Go through the records and copy each line where the word "Model" occurs.

[Entries with figure data]
+-------+

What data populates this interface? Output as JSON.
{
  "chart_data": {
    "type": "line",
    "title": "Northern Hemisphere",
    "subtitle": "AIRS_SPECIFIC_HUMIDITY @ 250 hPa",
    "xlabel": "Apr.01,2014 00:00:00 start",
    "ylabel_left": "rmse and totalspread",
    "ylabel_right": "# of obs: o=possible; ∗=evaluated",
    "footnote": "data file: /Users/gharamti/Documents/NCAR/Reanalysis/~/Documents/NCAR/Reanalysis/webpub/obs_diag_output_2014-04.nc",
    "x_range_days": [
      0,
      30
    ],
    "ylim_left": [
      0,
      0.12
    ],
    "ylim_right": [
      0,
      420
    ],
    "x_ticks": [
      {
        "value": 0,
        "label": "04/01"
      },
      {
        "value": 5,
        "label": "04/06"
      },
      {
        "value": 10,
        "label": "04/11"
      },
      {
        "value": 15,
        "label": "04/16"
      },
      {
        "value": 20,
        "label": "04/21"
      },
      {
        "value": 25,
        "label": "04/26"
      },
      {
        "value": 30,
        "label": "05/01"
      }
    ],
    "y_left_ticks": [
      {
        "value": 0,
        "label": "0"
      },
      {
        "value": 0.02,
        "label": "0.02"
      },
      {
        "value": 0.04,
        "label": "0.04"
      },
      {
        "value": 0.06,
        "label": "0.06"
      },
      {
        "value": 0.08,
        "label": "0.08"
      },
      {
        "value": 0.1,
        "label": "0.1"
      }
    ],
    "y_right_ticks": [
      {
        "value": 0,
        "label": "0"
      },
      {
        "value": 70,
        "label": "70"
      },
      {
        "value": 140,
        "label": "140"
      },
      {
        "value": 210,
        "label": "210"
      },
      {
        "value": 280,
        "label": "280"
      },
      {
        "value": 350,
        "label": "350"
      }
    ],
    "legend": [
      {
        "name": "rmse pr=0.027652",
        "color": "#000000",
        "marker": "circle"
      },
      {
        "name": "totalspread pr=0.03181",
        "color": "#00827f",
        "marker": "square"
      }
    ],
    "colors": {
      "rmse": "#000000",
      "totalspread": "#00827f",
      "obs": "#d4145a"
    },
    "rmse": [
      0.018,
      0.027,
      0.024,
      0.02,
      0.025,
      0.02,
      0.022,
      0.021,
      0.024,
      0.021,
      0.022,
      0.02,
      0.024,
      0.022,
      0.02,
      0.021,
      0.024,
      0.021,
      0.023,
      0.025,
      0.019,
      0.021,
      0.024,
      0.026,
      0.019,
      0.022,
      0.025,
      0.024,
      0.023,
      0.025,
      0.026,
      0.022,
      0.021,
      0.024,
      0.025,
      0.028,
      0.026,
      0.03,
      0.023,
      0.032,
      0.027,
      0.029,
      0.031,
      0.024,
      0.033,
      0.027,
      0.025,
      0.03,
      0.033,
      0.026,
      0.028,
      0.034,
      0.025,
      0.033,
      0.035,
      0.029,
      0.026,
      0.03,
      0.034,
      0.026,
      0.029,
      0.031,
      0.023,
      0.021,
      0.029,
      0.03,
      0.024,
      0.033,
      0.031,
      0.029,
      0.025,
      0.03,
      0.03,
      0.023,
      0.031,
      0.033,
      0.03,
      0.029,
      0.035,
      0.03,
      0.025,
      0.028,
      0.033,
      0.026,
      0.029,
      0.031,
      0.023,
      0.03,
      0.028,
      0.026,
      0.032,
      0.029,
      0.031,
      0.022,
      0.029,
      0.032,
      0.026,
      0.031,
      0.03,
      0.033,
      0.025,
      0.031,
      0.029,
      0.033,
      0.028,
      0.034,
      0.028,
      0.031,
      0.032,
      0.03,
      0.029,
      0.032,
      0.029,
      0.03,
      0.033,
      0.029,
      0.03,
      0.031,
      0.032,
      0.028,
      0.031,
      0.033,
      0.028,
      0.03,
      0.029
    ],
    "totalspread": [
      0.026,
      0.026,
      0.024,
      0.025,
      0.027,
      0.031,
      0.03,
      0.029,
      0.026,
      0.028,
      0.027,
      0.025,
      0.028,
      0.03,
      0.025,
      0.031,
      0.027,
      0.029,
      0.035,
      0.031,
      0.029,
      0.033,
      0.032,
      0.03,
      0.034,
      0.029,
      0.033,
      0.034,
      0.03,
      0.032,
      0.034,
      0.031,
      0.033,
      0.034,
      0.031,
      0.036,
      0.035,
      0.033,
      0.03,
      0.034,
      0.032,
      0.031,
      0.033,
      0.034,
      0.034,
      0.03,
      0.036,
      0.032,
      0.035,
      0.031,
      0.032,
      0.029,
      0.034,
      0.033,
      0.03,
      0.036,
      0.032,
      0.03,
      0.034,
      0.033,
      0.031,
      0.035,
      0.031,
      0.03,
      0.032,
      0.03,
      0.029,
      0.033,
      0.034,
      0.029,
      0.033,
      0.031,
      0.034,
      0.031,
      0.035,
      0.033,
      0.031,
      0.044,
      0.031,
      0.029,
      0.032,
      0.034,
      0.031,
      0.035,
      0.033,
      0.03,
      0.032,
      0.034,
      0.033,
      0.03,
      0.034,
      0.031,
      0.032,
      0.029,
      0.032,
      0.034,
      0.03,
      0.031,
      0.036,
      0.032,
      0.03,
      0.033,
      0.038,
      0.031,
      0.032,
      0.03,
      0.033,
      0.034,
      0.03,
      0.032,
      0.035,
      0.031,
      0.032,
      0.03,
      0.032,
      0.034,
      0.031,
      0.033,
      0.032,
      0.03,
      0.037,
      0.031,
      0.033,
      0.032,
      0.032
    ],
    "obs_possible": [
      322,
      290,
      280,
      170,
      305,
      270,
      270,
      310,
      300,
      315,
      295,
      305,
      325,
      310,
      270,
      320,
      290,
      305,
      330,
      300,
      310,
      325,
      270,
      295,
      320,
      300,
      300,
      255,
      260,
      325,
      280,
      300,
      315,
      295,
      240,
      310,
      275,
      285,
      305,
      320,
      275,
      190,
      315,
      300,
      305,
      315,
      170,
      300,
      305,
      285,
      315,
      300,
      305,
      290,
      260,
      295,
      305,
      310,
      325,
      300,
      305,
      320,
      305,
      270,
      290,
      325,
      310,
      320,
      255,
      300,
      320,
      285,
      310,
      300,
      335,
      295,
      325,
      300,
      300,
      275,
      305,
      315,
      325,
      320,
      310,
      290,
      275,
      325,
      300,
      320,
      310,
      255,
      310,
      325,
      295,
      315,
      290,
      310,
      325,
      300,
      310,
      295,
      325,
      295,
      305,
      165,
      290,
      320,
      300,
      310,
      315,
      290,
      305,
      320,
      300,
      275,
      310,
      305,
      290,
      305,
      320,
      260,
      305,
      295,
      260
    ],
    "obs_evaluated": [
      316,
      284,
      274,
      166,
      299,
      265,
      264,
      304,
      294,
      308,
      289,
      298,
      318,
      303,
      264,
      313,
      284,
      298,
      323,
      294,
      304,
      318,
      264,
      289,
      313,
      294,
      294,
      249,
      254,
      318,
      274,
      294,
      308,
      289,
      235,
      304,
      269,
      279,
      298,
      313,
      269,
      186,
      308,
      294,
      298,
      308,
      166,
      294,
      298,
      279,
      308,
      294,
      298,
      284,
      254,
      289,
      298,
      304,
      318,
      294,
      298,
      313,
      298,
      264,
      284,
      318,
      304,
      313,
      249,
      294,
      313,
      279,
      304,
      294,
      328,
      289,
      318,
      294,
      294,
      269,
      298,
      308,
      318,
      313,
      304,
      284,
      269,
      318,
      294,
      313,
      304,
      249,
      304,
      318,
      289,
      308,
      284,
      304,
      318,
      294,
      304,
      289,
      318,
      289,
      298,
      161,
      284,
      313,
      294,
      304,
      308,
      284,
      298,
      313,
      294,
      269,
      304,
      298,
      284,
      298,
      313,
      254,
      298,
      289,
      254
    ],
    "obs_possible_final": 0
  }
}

+-------+

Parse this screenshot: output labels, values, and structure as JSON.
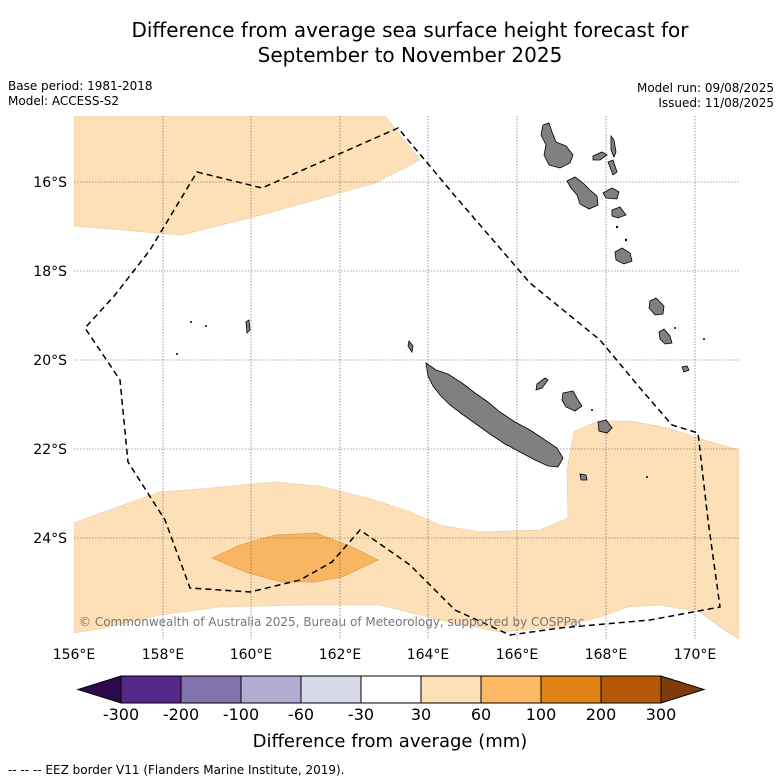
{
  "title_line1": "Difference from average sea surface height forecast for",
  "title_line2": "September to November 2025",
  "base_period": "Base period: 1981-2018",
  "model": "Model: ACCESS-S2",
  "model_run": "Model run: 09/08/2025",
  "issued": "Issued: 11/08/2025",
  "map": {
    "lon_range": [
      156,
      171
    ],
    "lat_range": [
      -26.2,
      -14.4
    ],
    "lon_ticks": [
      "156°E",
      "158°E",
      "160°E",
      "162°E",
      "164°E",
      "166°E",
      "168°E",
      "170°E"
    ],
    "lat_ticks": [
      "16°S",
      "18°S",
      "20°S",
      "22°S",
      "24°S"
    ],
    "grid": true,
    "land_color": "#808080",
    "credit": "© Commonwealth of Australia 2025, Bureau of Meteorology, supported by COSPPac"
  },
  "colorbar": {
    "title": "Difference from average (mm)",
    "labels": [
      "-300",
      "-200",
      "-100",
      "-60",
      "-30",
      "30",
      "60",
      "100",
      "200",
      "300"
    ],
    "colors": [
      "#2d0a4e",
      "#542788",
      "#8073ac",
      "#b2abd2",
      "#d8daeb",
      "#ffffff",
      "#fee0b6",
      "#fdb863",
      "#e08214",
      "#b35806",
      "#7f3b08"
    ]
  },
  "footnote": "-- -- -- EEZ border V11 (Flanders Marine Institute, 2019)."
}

+-------+

RESPONSE TO THE EXERCISE
  "model": "Model: ACCESS-S2",
  "model_run": "Model run: 09/08/2025",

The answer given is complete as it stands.